What you should do> Produce an exact transcription of the listing below, omitting the pictures.

Dataset items
########
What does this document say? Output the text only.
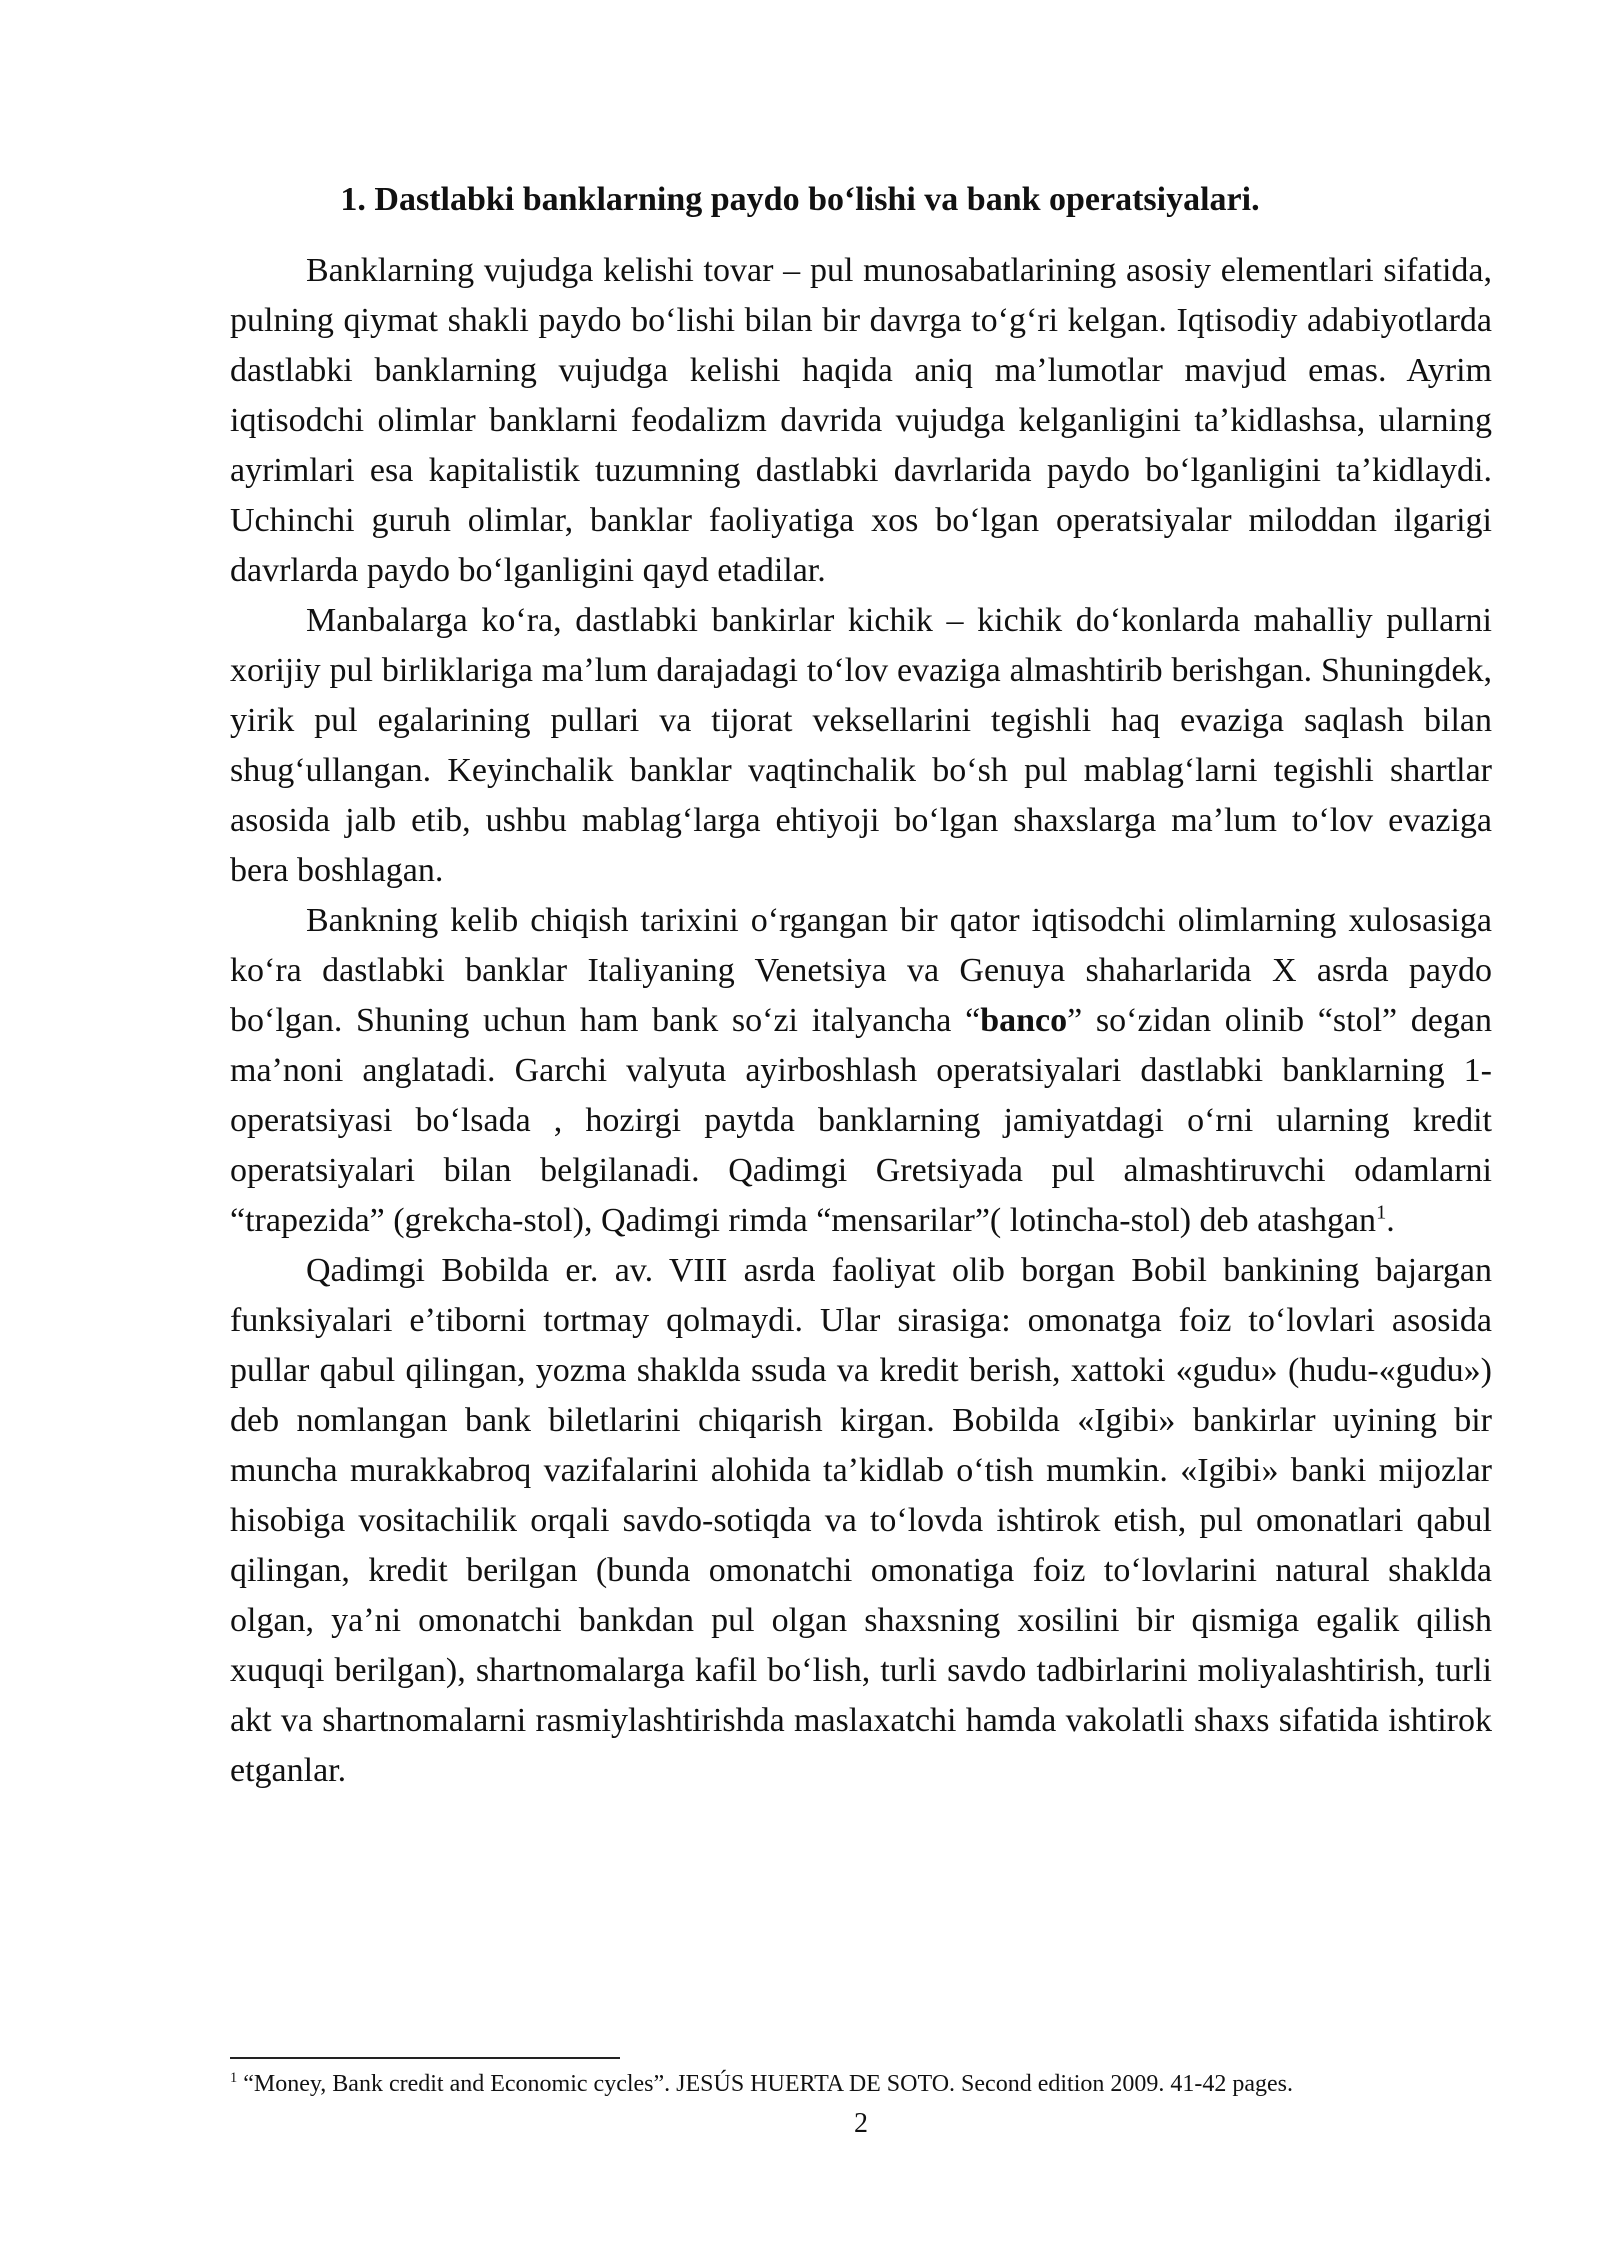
1. Dastlabki banklarning paydo boʻlishi va bank operatsiyalari.

Banklarning vujudga kelishi tovar – pul munosabatlarining asosiy elementlari sifatida, pulning qiymat shakli paydo boʻlishi bilan bir davrga toʻgʻri kelgan. Iqtisodiy adabiyotlarda dastlabki banklarning vujudga kelishi haqida aniq maʼlumotlar mavjud emas. Ayrim iqtisodchi olimlar banklarni feodalizm davrida vujudga kelganligini taʼkidlashsa, ularning ayrimlari esa kapitalistik tuzumning dastlabki davrlarida paydo boʻlganligini taʼkidlaydi. Uchinchi guruh olimlar, banklar faoliyatiga xos boʻlgan operatsiyalar miloddan ilgarigi davrlarda paydo boʻlganligini qayd etadilar.

Manbalarga koʻra, dastlabki bankirlar kichik – kichik doʻkonlarda mahalliy pullarni xorijiy pul birliklariga maʼlum darajadagi toʻlov evaziga almashtirib berishgan. Shuningdek, yirik pul egalarining pullari va tijorat veksellarini tegishli haq evaziga saqlash bilan shugʻullangan. Keyinchalik banklar vaqtinchalik boʻsh pul mablagʻlarni tegishli shartlar asosida jalb etib, ushbu mablagʻlarga ehtiyoji boʻlgan shaxslarga maʼlum toʻlov evaziga bera boshlagan.

Bankning kelib chiqish tarixini oʻrgangan bir qator iqtisodchi olimlarning xulosasiga koʻra dastlabki banklar Italiyaning Venetsiya va Genuya shaharlarida X asrda paydo boʻlgan. Shuning uchun ham bank soʻzi italyancha “banco” soʻzidan olinib “stol” degan maʼnoni anglatadi. Garchi valyuta ayirboshlash operatsiyalari dastlabki banklarning 1-operatsiyasi boʻlsada , hozirgi paytda banklarning jamiyatdagi oʻrni ularning kredit operatsiyalari bilan belgilanadi. Qadimgi Gretsiyada pul almashtiruvchi odamlarni “trapezida” (grekcha-stol), Qadimgi rimda “mensarilar”( lotincha-stol) deb atashgan$^1$.

Qadimgi Bobilda er. av. VIII asrda faoliyat olib borgan Bobil bankining bajargan funksiyalari eʼtiborni tortmay qolmaydi. Ular sirasiga: omonatga foiz toʻlovlari asosida pullar qabul qilingan, yozma shaklda ssuda va kredit berish, xattoki «gudu» (hudu-«gudu») deb nomlangan bank biletlarini chiqarish kirgan. Bobilda «Igibi» bankirlar uyining bir muncha murakkabroq vazifalarini alohida taʼkidlab oʻtish mumkin. «Igibi» banki mijozlar hisobiga vositachilik orqali savdo-sotiqda va toʻlovda ishtirok etish, pul omonatlari qabul qilingan, kredit berilgan (bunda omonatchi omonatiga foiz toʻlovlarini natural shaklda olgan, yaʼni omonatchi bankdan pul olgan shaxsning xosilini bir qismiga egalik qilish xuquqi berilgan), shartnomalarga kafil boʻlish, turli savdo tadbirlarini moliyalashtirish, turli akt va shartnomalarni rasmiylashtirishda maslaxatchi hamda vakolatli shaxs sifatida ishtirok etganlar.

$^1$ “Money, Bank credit and Economic cycles”. JESÚS HUERTA DE SOTO. Second edition 2009. 41-42 pages.
2
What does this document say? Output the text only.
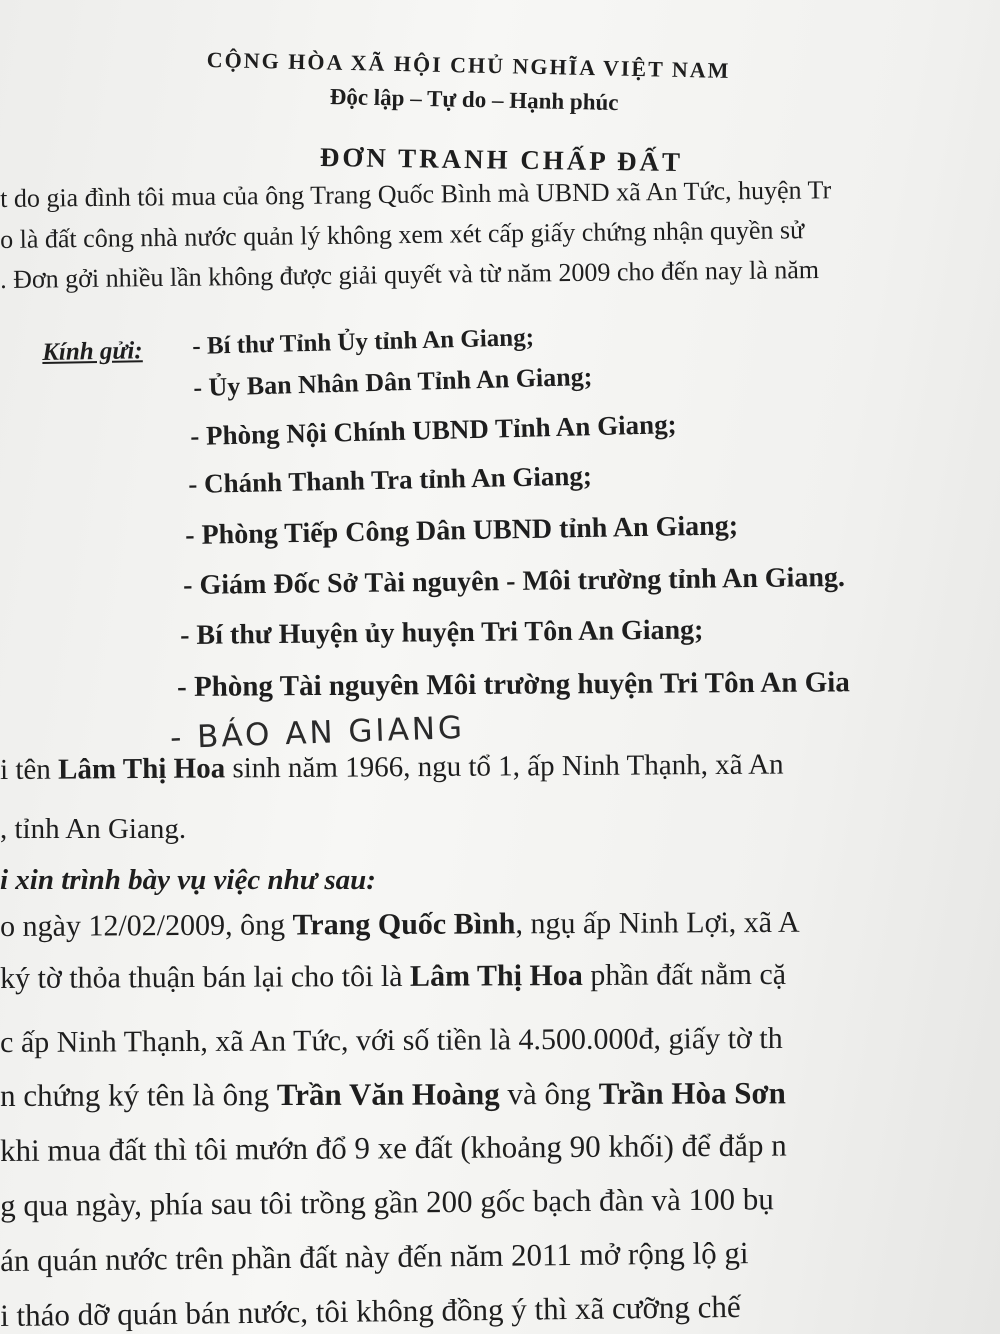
CỘNG HÒA XÃ HỘI CHỦ NGHĨA VIỆT NAM
Độc lập – Tự do – Hạnh phúc
ĐƠN TRANH CHẤP ĐẤT
t do gia đình tôi mua của ông Trang Quốc Bình mà UBND xã An Tức, huyện Tr
o là đất công nhà nước quản lý không xem xét cấp giấy chứng nhận quyền sử
. Đơn gởi nhiều lần không được giải quyết và từ năm 2009 cho đến nay là năm
Kính gửi: - Bí thư Tỉnh Ủy tỉnh An Giang;
- Ủy Ban Nhân Dân Tỉnh An Giang;
- Phòng Nội Chính UBND Tỉnh An Giang;
- Chánh Thanh Tra tỉnh An Giang;
- Phòng Tiếp Công Dân UBND tỉnh An Giang;
- Giám Đốc Sở Tài nguyên - Môi trường tỉnh An Giang.
- Bí thư Huyện ủy huyện Tri Tôn An Giang;
- Phòng Tài nguyên Môi trường huyện Tri Tôn An Gia
- BÁO AN GIANG
i tên Lâm Thị Hoa sinh năm 1966, ngu tổ 1, ấp Ninh Thạnh, xã An
, tỉnh An Giang.
i xin trình bày vụ việc như sau:
o ngày 12/02/2009, ông Trang Quốc Bình, ngụ ấp Ninh Lợi, xã A
ký tờ thỏa thuận bán lại cho tôi là Lâm Thị Hoa phần đất nằm cặ
c ấp Ninh Thạnh, xã An Tức, với số tiền là 4.500.000đ, giấy tờ th
n chứng ký tên là ông Trần Văn Hoàng và ông Trần Hòa Sơn
khi mua đất thì tôi mướn đổ 9 xe đất (khoảng 90 khối) để đắp n
g qua ngày, phía sau tôi trồng gần 200 gốc bạch đàn và 100 bụ
án quán nước trên phần đất này đến năm 2011 mở rộng lộ gi
i tháo dỡ quán bán nước, tôi không đồng ý thì xã cưỡng chế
########
Exercise response>
What does this document say? Output the text only.
1. Dastlabki banklarning paydo boʻlishi va bank operatsiyalari.

Banklarning vujudga kelishi tovar – pul munosabatlarining asosiy elementlari sifatida, pulning qiymat shakli paydo boʻlishi bilan bir davrga toʻgʻri kelgan. Iqtisodiy adabiyotlarda dastlabki banklarning vujudga kelishi haqida aniq maʼlumotlar mavjud emas. Ayrim iqtisodchi olimlar banklarni feodalizm davrida vujudga kelganligini taʼkidlashsa, ularning ayrimlari esa kapitalistik tuzumning dastlabki davrlarida paydo boʻlganligini taʼkidlaydi. Uchinchi guruh olimlar, banklar faoliyatiga xos boʻlgan operatsiyalar miloddan ilgarigi davrlarda paydo boʻlganligini qayd etadilar.

Manbalarga koʻra, dastlabki bankirlar kichik – kichik doʻkonlarda mahalliy pullarni xorijiy pul birliklariga maʼlum darajadagi toʻlov evaziga almashtirib berishgan. Shuningdek, yirik pul egalarining pullari va tijorat veksellarini tegishli haq evaziga saqlash bilan shugʻullangan. Keyinchalik banklar vaqtinchalik boʻsh pul mablagʻlarni tegishli shartlar asosida jalb etib, ushbu mablagʻlarga ehtiyoji boʻlgan shaxslarga maʼlum toʻlov evaziga bera boshlagan.

Bankning kelib chiqish tarixini oʻrgangan bir qator iqtisodchi olimlarning xulosasiga koʻra dastlabki banklar Italiyaning Venetsiya va Genuya shaharlarida X asrda paydo boʻlgan. Shuning uchun ham bank soʻzi italyancha “banco” soʻzidan olinib “stol” degan maʼnoni anglatadi. Garchi valyuta ayirboshlash operatsiyalari dastlabki banklarning 1-operatsiyasi boʻlsada , hozirgi paytda banklarning jamiyatdagi oʻrni ularning kredit operatsiyalari bilan belgilanadi. Qadimgi Gretsiyada pul almashtiruvchi odamlarni “trapezida” (grekcha-stol), Qadimgi rimda “mensarilar”( lotincha-stol) deb atashgan$^1$.

Qadimgi Bobilda er. av. VIII asrda faoliyat olib borgan Bobil bankining bajargan funksiyalari eʼtiborni tortmay qolmaydi. Ular sirasiga: omonatga foiz toʻlovlari asosida pullar qabul qilingan, yozma shaklda ssuda va kredit berish, xattoki «gudu» (hudu-«gudu») deb nomlangan bank biletlarini chiqarish kirgan. Bobilda «Igibi» bankirlar uyining bir muncha murakkabroq vazifalarini alohida taʼkidlab oʻtish mumkin. «Igibi» banki mijozlar hisobiga vositachilik orqali savdo-sotiqda va toʻlovda ishtirok etish, pul omonatlari qabul qilingan, kredit berilgan (bunda omonatchi omonatiga foiz toʻlovlarini natural shaklda olgan, yaʼni omonatchi bankdan pul olgan shaxsning xosilini bir qismiga egalik qilish xuquqi berilgan), shartnomalarga kafil boʻlish, turli savdo tadbirlarini moliyalashtirish, turli akt va shartnomalarni rasmiylashtirishda maslaxatchi hamda vakolatli shaxs sifatida ishtirok etganlar.

$^1$ “Money, Bank credit and Economic cycles”. JESÚS HUERTA DE SOTO. Second edition 2009. 41-42 pages.
2
What does this document say? Output the text only.
CỘNG HÒA XÃ HỘI CHỦ NGHĨA VIỆT NAM
Độc lập – Tự do – Hạnh phúc
ĐƠN TRANH CHẤP ĐẤT
t do gia đình tôi mua của ông Trang Quốc Bình mà UBND xã An Tức, huyện Tr
o là đất công nhà nước quản lý không xem xét cấp giấy chứng nhận quyền sử
. Đơn gởi nhiều lần không được giải quyết và từ năm 2009 cho đến nay là năm
Kính gửi: - Bí thư Tỉnh Ủy tỉnh An Giang;
- Ủy Ban Nhân Dân Tỉnh An Giang;
- Phòng Nội Chính UBND Tỉnh An Giang;
- Chánh Thanh Tra tỉnh An Giang;
- Phòng Tiếp Công Dân UBND tỉnh An Giang;
- Giám Đốc Sở Tài nguyên - Môi trường tỉnh An Giang.
- Bí thư Huyện ủy huyện Tri Tôn An Giang;
- Phòng Tài nguyên Môi trường huyện Tri Tôn An Gia
- BÁO AN GIANG
i tên Lâm Thị Hoa sinh năm 1966, ngu tổ 1, ấp Ninh Thạnh, xã An
, tỉnh An Giang.
i xin trình bày vụ việc như sau:
o ngày 12/02/2009, ông Trang Quốc Bình, ngụ ấp Ninh Lợi, xã A
ký tờ thỏa thuận bán lại cho tôi là Lâm Thị Hoa phần đất nằm cặ
c ấp Ninh Thạnh, xã An Tức, với số tiền là 4.500.000đ, giấy tờ th
n chứng ký tên là ông Trần Văn Hoàng và ông Trần Hòa Sơn
khi mua đất thì tôi mướn đổ 9 xe đất (khoảng 90 khối) để đắp n
g qua ngày, phía sau tôi trồng gần 200 gốc bạch đàn và 100 bụ
án quán nước trên phần đất này đến năm 2011 mở rộng lộ gi
i tháo dỡ quán bán nước, tôi không đồng ý thì xã cưỡng chế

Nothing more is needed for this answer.